Friday, 7 April 2023

Lollards

So far as I can tell, this heretic was a follower of John Wycliffe, a reformer of sorts, burnt at the stake, and the term Lollard derives from a mutterer, ie to be found mumbling over the bible.  No mumbler here.  It is the defamatory names that stick, apparently "Cathar" is a dirty word, and that for a noble cause.  I think. 











The Heretic  

As times allow the heretic
decries the pulpit from his soul,
flies in the face of common dogma,
and has no truck with blood and bread
with a faith his own.

Close cousin to the heckler,
objecting to gold ornament,
places trouble before intellect:
Give me Death or give me Honour.
Farewell William Balowe.

 ‘An herretyke ibrende at the Towre hyll’
railed against his jailers, so:
               ‘…no priest had no more power
to hear confession than Jack Hare!

▶ **Recorded information**:
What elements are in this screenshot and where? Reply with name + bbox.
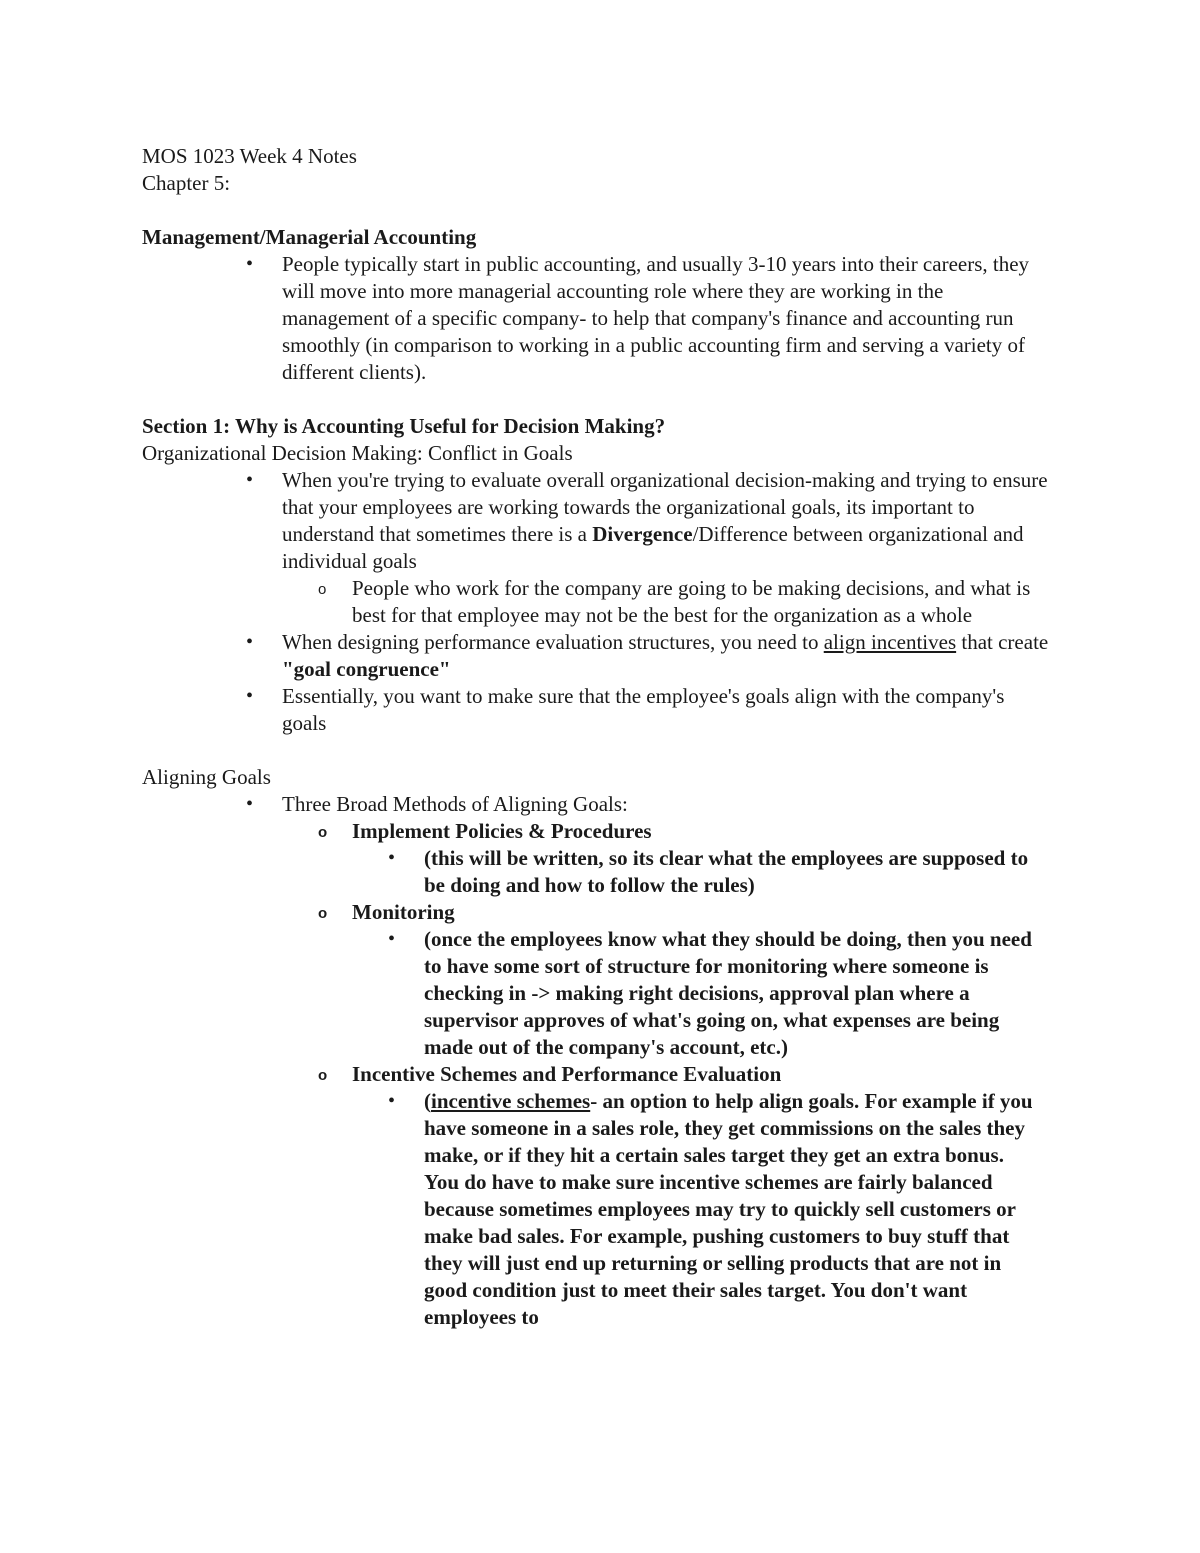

▶ **Task set**:
A: Reproduce word for word the part of the Lollards post that begins at the words "Close cousin to" and stops after "than Jack Hare!".
B: According to the Lollards post, whose follower was the heretic?
The listing has no role in this work.

▶ **Solutions in order**:
A:
Close cousin to the heckler,
objecting to gold ornament,
places trouble before intellect:
Give me Death or give me Honour.
Farewell William Balowe.

 ‘An herretyke ibrende at the Towre hyll’
railed against his jailers, so:
               ‘…no priest had no more power
to hear confession than Jack Hare!

B: John Wycliffe